* _STATED PROBLEM_
Your task is to write out the lines from the line containing "Transcribe the text in this document." through the last line of the material, exactly.

(Dataset items)
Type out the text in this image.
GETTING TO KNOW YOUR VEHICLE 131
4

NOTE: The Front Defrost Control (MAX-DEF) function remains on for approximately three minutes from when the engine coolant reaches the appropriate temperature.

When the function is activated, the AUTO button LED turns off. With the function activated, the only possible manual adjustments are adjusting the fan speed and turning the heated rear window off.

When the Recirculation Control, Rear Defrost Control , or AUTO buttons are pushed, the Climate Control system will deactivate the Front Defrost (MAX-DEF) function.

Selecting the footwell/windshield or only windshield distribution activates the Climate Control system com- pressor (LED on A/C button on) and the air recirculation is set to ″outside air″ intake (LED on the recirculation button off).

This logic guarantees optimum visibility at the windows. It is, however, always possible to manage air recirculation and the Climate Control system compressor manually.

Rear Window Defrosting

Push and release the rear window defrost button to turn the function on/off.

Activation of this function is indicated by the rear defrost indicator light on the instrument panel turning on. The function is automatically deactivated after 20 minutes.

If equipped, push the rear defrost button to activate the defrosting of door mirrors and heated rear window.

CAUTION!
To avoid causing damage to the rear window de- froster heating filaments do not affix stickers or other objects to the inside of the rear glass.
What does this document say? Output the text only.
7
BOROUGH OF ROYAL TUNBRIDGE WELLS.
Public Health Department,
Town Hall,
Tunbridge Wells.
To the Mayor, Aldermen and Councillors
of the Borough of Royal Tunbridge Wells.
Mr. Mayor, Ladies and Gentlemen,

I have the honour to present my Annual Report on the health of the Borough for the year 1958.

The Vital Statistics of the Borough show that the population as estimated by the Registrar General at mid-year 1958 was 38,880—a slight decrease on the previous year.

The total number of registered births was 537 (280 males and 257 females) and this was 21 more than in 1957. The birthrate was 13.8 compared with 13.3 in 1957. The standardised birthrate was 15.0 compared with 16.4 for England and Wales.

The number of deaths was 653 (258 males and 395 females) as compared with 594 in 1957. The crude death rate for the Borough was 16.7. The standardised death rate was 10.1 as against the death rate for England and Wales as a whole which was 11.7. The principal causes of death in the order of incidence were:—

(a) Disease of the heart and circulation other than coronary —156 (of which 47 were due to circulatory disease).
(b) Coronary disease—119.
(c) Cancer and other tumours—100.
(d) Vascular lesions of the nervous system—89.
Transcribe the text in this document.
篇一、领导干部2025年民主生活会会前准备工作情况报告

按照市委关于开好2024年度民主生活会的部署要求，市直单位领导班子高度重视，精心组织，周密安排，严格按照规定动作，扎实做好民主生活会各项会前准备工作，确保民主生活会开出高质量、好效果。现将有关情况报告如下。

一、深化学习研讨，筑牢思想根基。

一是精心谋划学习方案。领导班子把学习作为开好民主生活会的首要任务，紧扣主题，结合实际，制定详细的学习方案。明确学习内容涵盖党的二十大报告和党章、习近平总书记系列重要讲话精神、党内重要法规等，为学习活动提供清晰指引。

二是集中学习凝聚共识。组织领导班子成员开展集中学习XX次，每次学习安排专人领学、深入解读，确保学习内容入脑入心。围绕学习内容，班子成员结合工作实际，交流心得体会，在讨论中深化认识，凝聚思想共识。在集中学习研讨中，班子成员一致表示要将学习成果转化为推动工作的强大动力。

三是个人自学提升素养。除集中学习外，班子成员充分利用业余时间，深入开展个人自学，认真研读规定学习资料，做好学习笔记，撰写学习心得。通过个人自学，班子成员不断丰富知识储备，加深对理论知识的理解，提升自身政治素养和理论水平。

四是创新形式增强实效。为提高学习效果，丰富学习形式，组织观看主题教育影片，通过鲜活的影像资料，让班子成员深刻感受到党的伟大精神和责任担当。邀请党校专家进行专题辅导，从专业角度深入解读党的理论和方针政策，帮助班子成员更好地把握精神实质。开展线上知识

* _EXERCISE RESULT_
Transcribe the text in this document.
篇一、领导干部2025年民主生活会会前准备工作情况报告

按照市委关于开好2024年度民主生活会的部署要求，市直单位领导班子高度重视，精心组织，周密安排，严格按照规定动作，扎实做好民主生活会各项会前准备工作，确保民主生活会开出高质量、好效果。现将有关情况报告如下。

一、深化学习研讨，筑牢思想根基。

一是精心谋划学习方案。领导班子把学习作为开好民主生活会的首要任务，紧扣主题，结合实际，制定详细的学习方案。明确学习内容涵盖党的二十大报告和党章、习近平总书记系列重要讲话精神、党内重要法规等，为学习活动提供清晰指引。

二是集中学习凝聚共识。组织领导班子成员开展集中学习XX次，每次学习安排专人领学、深入解读，确保学习内容入脑入心。围绕学习内容，班子成员结合工作实际，交流心得体会，在讨论中深化认识，凝聚思想共识。在集中学习研讨中，班子成员一致表示要将学习成果转化为推动工作的强大动力。

三是个人自学提升素养。除集中学习外，班子成员充分利用业余时间，深入开展个人自学，认真研读规定学习资料，做好学习笔记，撰写学习心得。通过个人自学，班子成员不断丰富知识储备，加深对理论知识的理解，提升自身政治素养和理论水平。

四是创新形式增强实效。为提高学习效果，丰富学习形式，组织观看主题教育影片，通过鲜活的影像资料，让班子成员深刻感受到党的伟大精神和责任担当。邀请党校专家进行专题辅导，从专业角度深入解读党的理论和方针政策，帮助班子成员更好地把握精神实质。开展线上知识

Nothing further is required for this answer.